> _Given entries_:
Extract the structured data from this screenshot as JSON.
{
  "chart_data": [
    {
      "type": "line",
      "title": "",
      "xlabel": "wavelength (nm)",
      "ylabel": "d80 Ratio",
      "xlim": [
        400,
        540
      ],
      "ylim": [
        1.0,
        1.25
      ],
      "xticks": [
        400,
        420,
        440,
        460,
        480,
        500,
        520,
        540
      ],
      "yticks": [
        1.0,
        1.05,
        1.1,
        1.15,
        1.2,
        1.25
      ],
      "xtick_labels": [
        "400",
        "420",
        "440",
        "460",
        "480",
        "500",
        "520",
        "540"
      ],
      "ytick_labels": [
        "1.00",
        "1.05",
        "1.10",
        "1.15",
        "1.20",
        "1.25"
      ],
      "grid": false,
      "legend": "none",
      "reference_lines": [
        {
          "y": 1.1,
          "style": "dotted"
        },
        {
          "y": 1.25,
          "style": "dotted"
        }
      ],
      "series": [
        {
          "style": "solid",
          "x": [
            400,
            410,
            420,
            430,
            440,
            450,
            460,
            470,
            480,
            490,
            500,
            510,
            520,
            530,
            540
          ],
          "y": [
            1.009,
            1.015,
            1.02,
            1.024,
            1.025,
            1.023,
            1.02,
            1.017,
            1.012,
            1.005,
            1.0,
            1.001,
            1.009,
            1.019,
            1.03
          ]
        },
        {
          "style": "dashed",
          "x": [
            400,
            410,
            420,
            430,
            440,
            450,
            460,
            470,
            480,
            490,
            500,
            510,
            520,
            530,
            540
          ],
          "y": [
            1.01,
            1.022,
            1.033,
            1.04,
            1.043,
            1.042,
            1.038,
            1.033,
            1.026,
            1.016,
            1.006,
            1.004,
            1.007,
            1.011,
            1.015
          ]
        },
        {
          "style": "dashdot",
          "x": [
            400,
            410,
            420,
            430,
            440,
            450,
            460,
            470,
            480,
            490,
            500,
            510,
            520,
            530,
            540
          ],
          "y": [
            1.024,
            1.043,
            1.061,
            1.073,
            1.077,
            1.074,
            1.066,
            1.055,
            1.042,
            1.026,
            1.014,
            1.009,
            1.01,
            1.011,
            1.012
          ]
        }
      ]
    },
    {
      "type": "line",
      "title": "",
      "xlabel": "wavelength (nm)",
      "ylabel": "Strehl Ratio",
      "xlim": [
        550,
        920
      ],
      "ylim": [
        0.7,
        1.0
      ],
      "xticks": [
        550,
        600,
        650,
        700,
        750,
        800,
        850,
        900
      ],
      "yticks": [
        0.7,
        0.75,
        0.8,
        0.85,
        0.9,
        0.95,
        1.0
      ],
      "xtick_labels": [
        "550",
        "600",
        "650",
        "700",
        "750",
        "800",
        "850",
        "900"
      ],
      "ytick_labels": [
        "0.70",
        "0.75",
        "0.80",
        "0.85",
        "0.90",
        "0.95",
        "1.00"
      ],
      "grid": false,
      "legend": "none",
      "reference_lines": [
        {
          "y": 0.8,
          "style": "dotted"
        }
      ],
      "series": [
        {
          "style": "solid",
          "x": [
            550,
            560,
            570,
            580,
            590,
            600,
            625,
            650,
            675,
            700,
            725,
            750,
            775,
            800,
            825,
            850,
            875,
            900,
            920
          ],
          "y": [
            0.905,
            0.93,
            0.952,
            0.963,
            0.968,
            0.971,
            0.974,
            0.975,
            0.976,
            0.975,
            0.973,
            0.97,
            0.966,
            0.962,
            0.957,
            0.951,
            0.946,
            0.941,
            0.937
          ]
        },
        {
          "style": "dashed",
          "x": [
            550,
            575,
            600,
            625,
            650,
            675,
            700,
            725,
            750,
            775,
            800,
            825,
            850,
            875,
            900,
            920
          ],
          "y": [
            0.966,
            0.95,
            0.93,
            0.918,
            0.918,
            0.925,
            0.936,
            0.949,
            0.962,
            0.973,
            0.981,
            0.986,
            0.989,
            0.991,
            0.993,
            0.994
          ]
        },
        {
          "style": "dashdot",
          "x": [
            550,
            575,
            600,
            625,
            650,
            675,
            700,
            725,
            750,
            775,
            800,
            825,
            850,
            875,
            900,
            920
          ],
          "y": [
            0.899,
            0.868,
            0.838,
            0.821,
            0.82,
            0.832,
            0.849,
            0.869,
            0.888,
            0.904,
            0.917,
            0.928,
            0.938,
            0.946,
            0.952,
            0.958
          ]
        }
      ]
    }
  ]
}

> _Problem statement_: Nothing in the data may differ; print all of it exactly as written.

> _Task answer_:
Extract the structured data from this screenshot as JSON.
{
  "chart_data": [
    {
      "type": "line",
      "title": "",
      "xlabel": "wavelength (nm)",
      "ylabel": "d80 Ratio",
      "xlim": [
        400,
        540
      ],
      "ylim": [
        1.0,
        1.25
      ],
      "xticks": [
        400,
        420,
        440,
        460,
        480,
        500,
        520,
        540
      ],
      "yticks": [
        1.0,
        1.05,
        1.1,
        1.15,
        1.2,
        1.25
      ],
      "xtick_labels": [
        "400",
        "420",
        "440",
        "460",
        "480",
        "500",
        "520",
        "540"
      ],
      "ytick_labels": [
        "1.00",
        "1.05",
        "1.10",
        "1.15",
        "1.20",
        "1.25"
      ],
      "grid": false,
      "legend": "none",
      "reference_lines": [
        {
          "y": 1.1,
          "style": "dotted"
        },
        {
          "y": 1.25,
          "style": "dotted"
        }
      ],
      "series": [
        {
          "style": "solid",
          "x": [
            400,
            410,
            420,
            430,
            440,
            450,
            460,
            470,
            480,
            490,
            500,
            510,
            520,
            530,
            540
          ],
          "y": [
            1.009,
            1.015,
            1.02,
            1.024,
            1.025,
            1.023,
            1.02,
            1.017,
            1.012,
            1.005,
            1.0,
            1.001,
            1.009,
            1.019,
            1.03
          ]
        },
        {
          "style": "dashed",
          "x": [
            400,
            410,
            420,
            430,
            440,
            450,
            460,
            470,
            480,
            490,
            500,
            510,
            520,
            530,
            540
          ],
          "y": [
            1.01,
            1.022,
            1.033,
            1.04,
            1.043,
            1.042,
            1.038,
            1.033,
            1.026,
            1.016,
            1.006,
            1.004,
            1.007,
            1.011,
            1.015
          ]
        },
        {
          "style": "dashdot",
          "x": [
            400,
            410,
            420,
            430,
            440,
            450,
            460,
            470,
            480,
            490,
            500,
            510,
            520,
            530,
            540
          ],
          "y": [
            1.024,
            1.043,
            1.061,
            1.073,
            1.077,
            1.074,
            1.066,
            1.055,
            1.042,
            1.026,
            1.014,
            1.009,
            1.01,
            1.011,
            1.012
          ]
        }
      ]
    },
    {
      "type": "line",
      "title": "",
      "xlabel": "wavelength (nm)",
      "ylabel": "Strehl Ratio",
      "xlim": [
        550,
        920
      ],
      "ylim": [
        0.7,
        1.0
      ],
      "xticks": [
        550,
        600,
        650,
        700,
        750,
        800,
        850,
        900
      ],
      "yticks": [
        0.7,
        0.75,
        0.8,
        0.85,
        0.9,
        0.95,
        1.0
      ],
      "xtick_labels": [
        "550",
        "600",
        "650",
        "700",
        "750",
        "800",
        "850",
        "900"
      ],
      "ytick_labels": [
        "0.70",
        "0.75",
        "0.80",
        "0.85",
        "0.90",
        "0.95",
        "1.00"
      ],
      "grid": false,
      "legend": "none",
      "reference_lines": [
        {
          "y": 0.8,
          "style": "dotted"
        }
      ],
      "series": [
        {
          "style": "solid",
          "x": [
            550,
            560,
            570,
            580,
            590,
            600,
            625,
            650,
            675,
            700,
            725,
            750,
            775,
            800,
            825,
            850,
            875,
            900,
            920
          ],
          "y": [
            0.905,
            0.93,
            0.952,
            0.963,
            0.968,
            0.971,
            0.974,
            0.975,
            0.976,
            0.975,
            0.973,
            0.97,
            0.966,
            0.962,
            0.957,
            0.951,
            0.946,
            0.941,
            0.937
          ]
        },
        {
          "style": "dashed",
          "x": [
            550,
            575,
            600,
            625,
            650,
            675,
            700,
            725,
            750,
            775,
            800,
            825,
            850,
            875,
            900,
            920
          ],
          "y": [
            0.966,
            0.95,
            0.93,
            0.918,
            0.918,
            0.925,
            0.936,
            0.949,
            0.962,
            0.973,
            0.981,
            0.986,
            0.989,
            0.991,
            0.993,
            0.994
          ]
        },
        {
          "style": "dashdot",
          "x": [
            550,
            575,
            600,
            625,
            650,
            675,
            700,
            725,
            750,
            775,
            800,
            825,
            850,
            875,
            900,
            920
          ],
          "y": [
            0.899,
            0.868,
            0.838,
            0.821,
            0.82,
            0.832,
            0.849,
            0.869,
            0.888,
            0.904,
            0.917,
            0.928,
            0.938,
            0.946,
            0.952,
            0.958
          ]
        }
      ]
    }
  ]
}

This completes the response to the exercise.